• WHAT YOU ARE ASKED TO DO: Please quote the passage on the hematopoietic stem cell niche below in full, word for word.

• SELECTED PASSAGE:
***

Joydeep Ghosh 1, Roy El Koussa 2, Safa F Mohamad 3, Jianyun Liu 1, Melissa A Kacena 4,5, Edward F Srour 1,2,6
PMCID: PMC8169581  NIHMSID: NIHMS1693241  PMID: 33966008

Abstract

Purpose of Review:

Development and functions of hematopoietic stem cells (HSC) are regulated by multiple cellular components of the hematopoietic niche. Here we review the recent advances in studying the role of three such components - osteoblasts, osteomacs and megakaryocytes and how they interact with each other in the hematopoietic niche to regulate HSC.

***

• ENTRIES SHOWN:

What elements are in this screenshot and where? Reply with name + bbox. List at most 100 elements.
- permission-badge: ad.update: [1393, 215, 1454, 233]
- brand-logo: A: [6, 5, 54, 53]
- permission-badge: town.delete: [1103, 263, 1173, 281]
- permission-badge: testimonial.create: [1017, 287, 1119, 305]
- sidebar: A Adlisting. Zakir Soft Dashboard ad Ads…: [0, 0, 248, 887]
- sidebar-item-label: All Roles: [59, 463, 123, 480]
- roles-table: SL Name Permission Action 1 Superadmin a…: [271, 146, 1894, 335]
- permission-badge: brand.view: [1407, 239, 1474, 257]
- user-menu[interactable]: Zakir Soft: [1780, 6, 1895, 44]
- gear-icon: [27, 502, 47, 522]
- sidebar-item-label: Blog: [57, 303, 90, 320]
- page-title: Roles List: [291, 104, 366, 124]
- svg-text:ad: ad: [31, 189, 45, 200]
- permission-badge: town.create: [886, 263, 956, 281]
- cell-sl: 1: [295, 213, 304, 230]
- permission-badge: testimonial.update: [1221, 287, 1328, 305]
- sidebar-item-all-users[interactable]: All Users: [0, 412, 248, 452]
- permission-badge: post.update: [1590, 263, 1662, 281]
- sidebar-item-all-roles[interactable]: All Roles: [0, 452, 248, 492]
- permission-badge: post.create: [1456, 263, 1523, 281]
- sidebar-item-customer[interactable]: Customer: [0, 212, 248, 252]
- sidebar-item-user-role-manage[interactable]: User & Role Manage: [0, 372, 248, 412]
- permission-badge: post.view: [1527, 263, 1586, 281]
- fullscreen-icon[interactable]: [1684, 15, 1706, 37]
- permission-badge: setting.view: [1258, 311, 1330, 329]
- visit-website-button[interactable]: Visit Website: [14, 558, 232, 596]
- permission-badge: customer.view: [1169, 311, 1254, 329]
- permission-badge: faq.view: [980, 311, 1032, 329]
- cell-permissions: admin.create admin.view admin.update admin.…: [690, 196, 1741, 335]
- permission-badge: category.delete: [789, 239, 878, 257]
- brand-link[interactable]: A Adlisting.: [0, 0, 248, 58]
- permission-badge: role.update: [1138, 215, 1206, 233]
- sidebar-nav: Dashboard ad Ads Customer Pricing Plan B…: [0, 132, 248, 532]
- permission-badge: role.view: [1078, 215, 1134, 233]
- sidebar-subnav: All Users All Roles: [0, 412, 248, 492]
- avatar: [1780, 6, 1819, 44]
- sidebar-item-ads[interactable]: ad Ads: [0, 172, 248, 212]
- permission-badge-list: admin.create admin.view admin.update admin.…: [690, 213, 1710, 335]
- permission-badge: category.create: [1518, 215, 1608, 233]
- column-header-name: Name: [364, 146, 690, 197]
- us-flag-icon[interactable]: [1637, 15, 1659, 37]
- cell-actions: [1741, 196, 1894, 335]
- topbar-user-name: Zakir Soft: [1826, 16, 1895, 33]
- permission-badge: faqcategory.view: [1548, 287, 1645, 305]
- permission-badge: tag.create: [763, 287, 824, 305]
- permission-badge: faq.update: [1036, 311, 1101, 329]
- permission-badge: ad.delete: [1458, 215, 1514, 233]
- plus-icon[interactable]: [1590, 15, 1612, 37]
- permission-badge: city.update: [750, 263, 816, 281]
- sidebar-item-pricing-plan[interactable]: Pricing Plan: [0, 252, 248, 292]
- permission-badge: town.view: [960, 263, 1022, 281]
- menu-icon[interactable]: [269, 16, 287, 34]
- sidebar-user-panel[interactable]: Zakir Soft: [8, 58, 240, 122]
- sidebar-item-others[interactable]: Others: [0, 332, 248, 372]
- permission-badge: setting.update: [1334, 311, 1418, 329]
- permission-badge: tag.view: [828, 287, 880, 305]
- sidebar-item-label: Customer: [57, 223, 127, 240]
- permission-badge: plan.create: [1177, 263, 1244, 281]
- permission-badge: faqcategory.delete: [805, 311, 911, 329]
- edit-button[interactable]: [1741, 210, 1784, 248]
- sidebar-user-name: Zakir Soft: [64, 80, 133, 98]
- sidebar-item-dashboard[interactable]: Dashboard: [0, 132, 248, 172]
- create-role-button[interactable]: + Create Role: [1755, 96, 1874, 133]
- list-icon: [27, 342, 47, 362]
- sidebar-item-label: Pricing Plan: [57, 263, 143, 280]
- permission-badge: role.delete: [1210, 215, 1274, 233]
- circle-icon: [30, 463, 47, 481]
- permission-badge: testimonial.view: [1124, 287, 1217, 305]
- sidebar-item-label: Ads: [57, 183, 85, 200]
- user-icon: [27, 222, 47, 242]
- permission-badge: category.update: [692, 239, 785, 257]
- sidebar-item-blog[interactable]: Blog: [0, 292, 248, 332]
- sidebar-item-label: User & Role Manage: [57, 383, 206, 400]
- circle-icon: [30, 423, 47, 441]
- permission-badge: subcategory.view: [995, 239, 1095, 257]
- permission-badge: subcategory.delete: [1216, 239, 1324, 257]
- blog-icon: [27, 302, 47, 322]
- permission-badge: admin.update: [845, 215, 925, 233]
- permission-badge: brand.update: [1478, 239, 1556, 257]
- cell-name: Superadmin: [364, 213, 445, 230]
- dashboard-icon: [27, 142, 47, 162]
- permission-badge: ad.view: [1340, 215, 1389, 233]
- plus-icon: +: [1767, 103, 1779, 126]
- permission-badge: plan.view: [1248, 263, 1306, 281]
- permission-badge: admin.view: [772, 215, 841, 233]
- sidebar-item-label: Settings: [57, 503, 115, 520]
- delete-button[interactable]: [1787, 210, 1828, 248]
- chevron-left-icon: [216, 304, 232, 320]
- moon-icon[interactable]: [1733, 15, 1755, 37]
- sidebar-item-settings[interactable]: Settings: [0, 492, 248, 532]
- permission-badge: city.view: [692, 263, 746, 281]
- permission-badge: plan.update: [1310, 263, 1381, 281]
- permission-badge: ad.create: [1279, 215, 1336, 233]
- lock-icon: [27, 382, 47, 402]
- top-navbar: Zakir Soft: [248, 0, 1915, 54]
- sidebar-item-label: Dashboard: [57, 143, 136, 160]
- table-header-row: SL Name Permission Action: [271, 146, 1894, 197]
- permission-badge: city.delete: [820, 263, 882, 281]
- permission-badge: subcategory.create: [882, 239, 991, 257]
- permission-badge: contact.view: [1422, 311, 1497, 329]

***

• SOLVED PROBLEM:
Joydeep Ghosh 1, Roy El Koussa 2, Safa F Mohamad 3, Jianyun Liu 1, Melissa A Kacena 4,5, Edward F Srour 1,2,6
PMCID: PMC8169581  NIHMSID: NIHMS1693241  PMID: 33966008

Abstract

Purpose of Review:

Development and functions of hematopoietic stem cells (HSC) are regulated by multiple cellular components of the hematopoietic niche. Here we review the recent advances in studying the role of three such components - osteoblasts, osteomacs and megakaryocytes and how they interact with each other in the hematopoietic niche to regulate HSC.